• _DIRECTIONS_
Using the listing below, select the lines with the word "from" and copy them.

***

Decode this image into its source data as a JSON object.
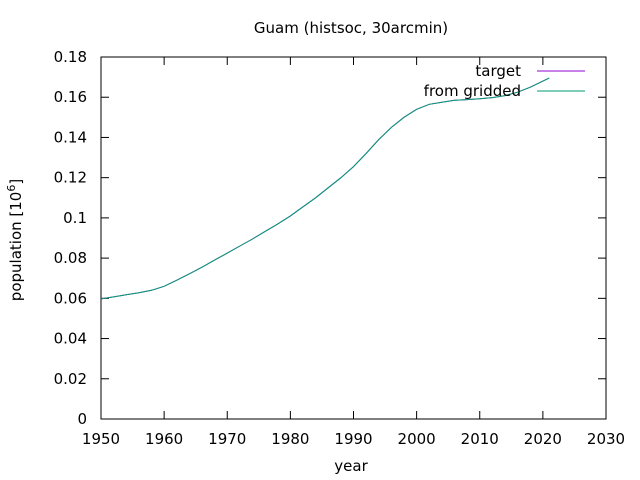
{
  "chart_data": {
    "type": "line",
    "title": "Guam (histsoc, 30arcmin)",
    "xlabel": "year",
    "ylabel": "population [10",
    "ylabel_sup": "6",
    "ylabel_close": "]",
    "xlim": [
      1950,
      2030
    ],
    "ylim": [
      0,
      0.18
    ],
    "xticks": [
      1950,
      1960,
      1970,
      1980,
      1990,
      2000,
      2010,
      2020,
      2030
    ],
    "yticks": [
      0,
      0.02,
      0.04,
      0.06,
      0.08,
      0.1,
      0.12,
      0.14,
      0.16,
      0.18
    ],
    "ytick_labels": [
      "0",
      "0.02",
      "0.04",
      "0.06",
      "0.08",
      "0.1",
      "0.12",
      "0.14",
      "0.16",
      "0.18"
    ],
    "grid": false,
    "legend_position": "top-right",
    "series": [
      {
        "name": "target",
        "color": "#9400d3",
        "x": [
          1950,
          1952,
          1954,
          1956,
          1958,
          1960,
          1962,
          1964,
          1966,
          1968,
          1970,
          1972,
          1974,
          1976,
          1978,
          1980,
          1982,
          1984,
          1986,
          1988,
          1990,
          1992,
          1994,
          1996,
          1998,
          2000,
          2002,
          2004,
          2006,
          2008,
          2010,
          2012,
          2014,
          2016,
          2018,
          2020,
          2021
        ],
        "y": [
          0.0597,
          0.0607,
          0.0618,
          0.0628,
          0.064,
          0.066,
          0.069,
          0.0722,
          0.0755,
          0.079,
          0.0825,
          0.086,
          0.0895,
          0.0933,
          0.097,
          0.101,
          0.1055,
          0.11,
          0.115,
          0.12,
          0.1255,
          0.132,
          0.139,
          0.145,
          0.15,
          0.154,
          0.1565,
          0.1575,
          0.1585,
          0.1588,
          0.1592,
          0.1598,
          0.1608,
          0.1625,
          0.165,
          0.168,
          0.1695
        ]
      },
      {
        "name": "from gridded",
        "color": "#009e73",
        "x": [
          1950,
          1952,
          1954,
          1956,
          1958,
          1960,
          1962,
          1964,
          1966,
          1968,
          1970,
          1972,
          1974,
          1976,
          1978,
          1980,
          1982,
          1984,
          1986,
          1988,
          1990,
          1992,
          1994,
          1996,
          1998,
          2000,
          2002,
          2004,
          2006,
          2008,
          2010,
          2012,
          2014,
          2016,
          2018,
          2020,
          2021
        ],
        "y": [
          0.0597,
          0.0607,
          0.0618,
          0.0628,
          0.064,
          0.066,
          0.069,
          0.0722,
          0.0755,
          0.079,
          0.0825,
          0.086,
          0.0895,
          0.0933,
          0.097,
          0.101,
          0.1055,
          0.11,
          0.115,
          0.12,
          0.1255,
          0.132,
          0.139,
          0.145,
          0.15,
          0.154,
          0.1565,
          0.1575,
          0.1585,
          0.1588,
          0.1592,
          0.1598,
          0.1608,
          0.1625,
          0.165,
          0.168,
          0.1695
        ]
      }
    ]
  }
}
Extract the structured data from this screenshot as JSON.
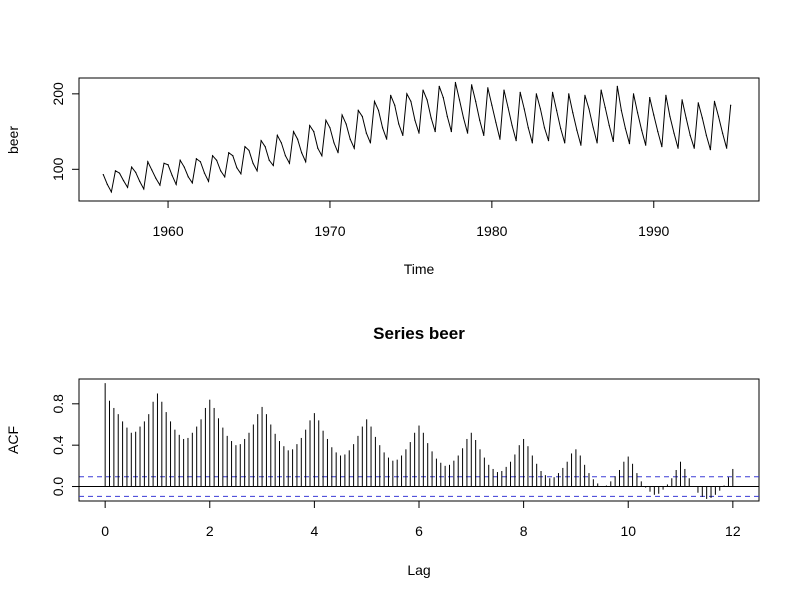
{
  "chart_data": [
    {
      "type": "line",
      "title": "",
      "xlabel": "Time",
      "ylabel": "beer",
      "xlim": [
        1954.5,
        1996.5
      ],
      "ylim": [
        58,
        221
      ],
      "xticks": [
        1960,
        1970,
        1980,
        1990
      ],
      "xtick_labels": [
        "1960",
        "1970",
        "1980",
        "1990"
      ],
      "yticks": [
        100,
        200
      ],
      "ytick_labels": [
        "100",
        "200"
      ],
      "grid": false,
      "x": [
        1956.0,
        1956.25,
        1956.5,
        1956.75,
        1957.0,
        1957.25,
        1957.5,
        1957.75,
        1958.0,
        1958.25,
        1958.5,
        1958.75,
        1959.0,
        1959.25,
        1959.5,
        1959.75,
        1960.0,
        1960.25,
        1960.5,
        1960.75,
        1961.0,
        1961.25,
        1961.5,
        1961.75,
        1962.0,
        1962.25,
        1962.5,
        1962.75,
        1963.0,
        1963.25,
        1963.5,
        1963.75,
        1964.0,
        1964.25,
        1964.5,
        1964.75,
        1965.0,
        1965.25,
        1965.5,
        1965.75,
        1966.0,
        1966.25,
        1966.5,
        1966.75,
        1967.0,
        1967.25,
        1967.5,
        1967.75,
        1968.0,
        1968.25,
        1968.5,
        1968.75,
        1969.0,
        1969.25,
        1969.5,
        1969.75,
        1970.0,
        1970.25,
        1970.5,
        1970.75,
        1971.0,
        1971.25,
        1971.5,
        1971.75,
        1972.0,
        1972.25,
        1972.5,
        1972.75,
        1973.0,
        1973.25,
        1973.5,
        1973.75,
        1974.0,
        1974.25,
        1974.5,
        1974.75,
        1975.0,
        1975.25,
        1975.5,
        1975.75,
        1976.0,
        1976.25,
        1976.5,
        1976.75,
        1977.0,
        1977.25,
        1977.5,
        1977.75,
        1978.0,
        1978.25,
        1978.5,
        1978.75,
        1979.0,
        1979.25,
        1979.5,
        1979.75,
        1980.0,
        1980.25,
        1980.5,
        1980.75,
        1981.0,
        1981.25,
        1981.5,
        1981.75,
        1982.0,
        1982.25,
        1982.5,
        1982.75,
        1983.0,
        1983.25,
        1983.5,
        1983.75,
        1984.0,
        1984.25,
        1984.5,
        1984.75,
        1985.0,
        1985.25,
        1985.5,
        1985.75,
        1986.0,
        1986.25,
        1986.5,
        1986.75,
        1987.0,
        1987.25,
        1987.5,
        1987.75,
        1988.0,
        1988.25,
        1988.5,
        1988.75,
        1989.0,
        1989.25,
        1989.5,
        1989.75,
        1990.0,
        1990.25,
        1990.5,
        1990.75,
        1991.0,
        1991.25,
        1991.5,
        1991.75,
        1992.0,
        1992.25,
        1992.5,
        1992.75,
        1993.0,
        1993.25,
        1993.5,
        1993.75,
        1994.0,
        1994.25,
        1994.5,
        1994.75
      ],
      "y": [
        93,
        80,
        70,
        98,
        95,
        85,
        76,
        103,
        96,
        84,
        74,
        110,
        99,
        88,
        79,
        108,
        106,
        92,
        80,
        112,
        103,
        90,
        82,
        114,
        110,
        95,
        84,
        118,
        112,
        98,
        90,
        122,
        118,
        102,
        94,
        130,
        125,
        108,
        98,
        138,
        130,
        112,
        105,
        145,
        135,
        118,
        108,
        150,
        140,
        122,
        110,
        158,
        150,
        128,
        118,
        165,
        155,
        135,
        122,
        172,
        160,
        140,
        128,
        178,
        170,
        148,
        135,
        190,
        178,
        155,
        140,
        198,
        185,
        160,
        145,
        200,
        190,
        165,
        148,
        205,
        192,
        168,
        150,
        210,
        195,
        170,
        150,
        215,
        192,
        168,
        148,
        212,
        190,
        165,
        145,
        208,
        185,
        162,
        140,
        205,
        182,
        158,
        138,
        202,
        180,
        155,
        135,
        200,
        180,
        155,
        138,
        202,
        178,
        154,
        135,
        200,
        175,
        152,
        132,
        198,
        180,
        156,
        135,
        205,
        182,
        158,
        137,
        210,
        178,
        154,
        134,
        200,
        175,
        152,
        132,
        195,
        172,
        150,
        130,
        198,
        170,
        148,
        128,
        192,
        168,
        145,
        128,
        188,
        168,
        145,
        126,
        190,
        170,
        148,
        128,
        185
      ]
    },
    {
      "type": "bar",
      "title": "Series  beer",
      "xlabel": "Lag",
      "ylabel": "ACF",
      "xlim": [
        -0.5,
        12.5
      ],
      "ylim": [
        -0.14,
        1.04
      ],
      "xticks": [
        0,
        2,
        4,
        6,
        8,
        10,
        12
      ],
      "xtick_labels": [
        "0",
        "2",
        "4",
        "6",
        "8",
        "10",
        "12"
      ],
      "yticks": [
        0.0,
        0.4,
        0.8
      ],
      "ytick_labels": [
        "0.0",
        "0.4",
        "0.8"
      ],
      "grid": false,
      "confidence_bound": 0.095,
      "lag_step": 0.08333,
      "values": [
        1.0,
        0.83,
        0.76,
        0.7,
        0.63,
        0.57,
        0.52,
        0.53,
        0.58,
        0.63,
        0.7,
        0.82,
        0.9,
        0.82,
        0.72,
        0.63,
        0.55,
        0.5,
        0.46,
        0.47,
        0.52,
        0.58,
        0.65,
        0.76,
        0.84,
        0.76,
        0.66,
        0.57,
        0.49,
        0.44,
        0.4,
        0.41,
        0.46,
        0.52,
        0.6,
        0.7,
        0.77,
        0.7,
        0.6,
        0.51,
        0.44,
        0.39,
        0.35,
        0.36,
        0.41,
        0.47,
        0.55,
        0.64,
        0.71,
        0.64,
        0.54,
        0.46,
        0.38,
        0.33,
        0.3,
        0.31,
        0.35,
        0.41,
        0.49,
        0.58,
        0.65,
        0.58,
        0.48,
        0.4,
        0.33,
        0.28,
        0.25,
        0.26,
        0.3,
        0.36,
        0.43,
        0.52,
        0.59,
        0.52,
        0.42,
        0.34,
        0.27,
        0.23,
        0.2,
        0.21,
        0.25,
        0.3,
        0.37,
        0.46,
        0.52,
        0.45,
        0.36,
        0.28,
        0.21,
        0.17,
        0.14,
        0.15,
        0.19,
        0.24,
        0.31,
        0.4,
        0.46,
        0.39,
        0.3,
        0.22,
        0.15,
        0.11,
        0.08,
        0.09,
        0.13,
        0.18,
        0.24,
        0.32,
        0.36,
        0.3,
        0.21,
        0.13,
        0.07,
        0.03,
        0.0,
        0.01,
        0.05,
        0.1,
        0.16,
        0.24,
        0.29,
        0.22,
        0.13,
        0.05,
        -0.01,
        -0.05,
        -0.08,
        -0.07,
        -0.03,
        0.02,
        0.08,
        0.16,
        0.24,
        0.17,
        0.08,
        0.0,
        -0.06,
        -0.1,
        -0.12,
        -0.11,
        -0.08,
        -0.04,
        0.01,
        0.09,
        0.17
      ]
    }
  ]
}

***

• _TASK OUTPUT_
        "name": "from gridded",
Extract the structured data from this screenshot as JSON.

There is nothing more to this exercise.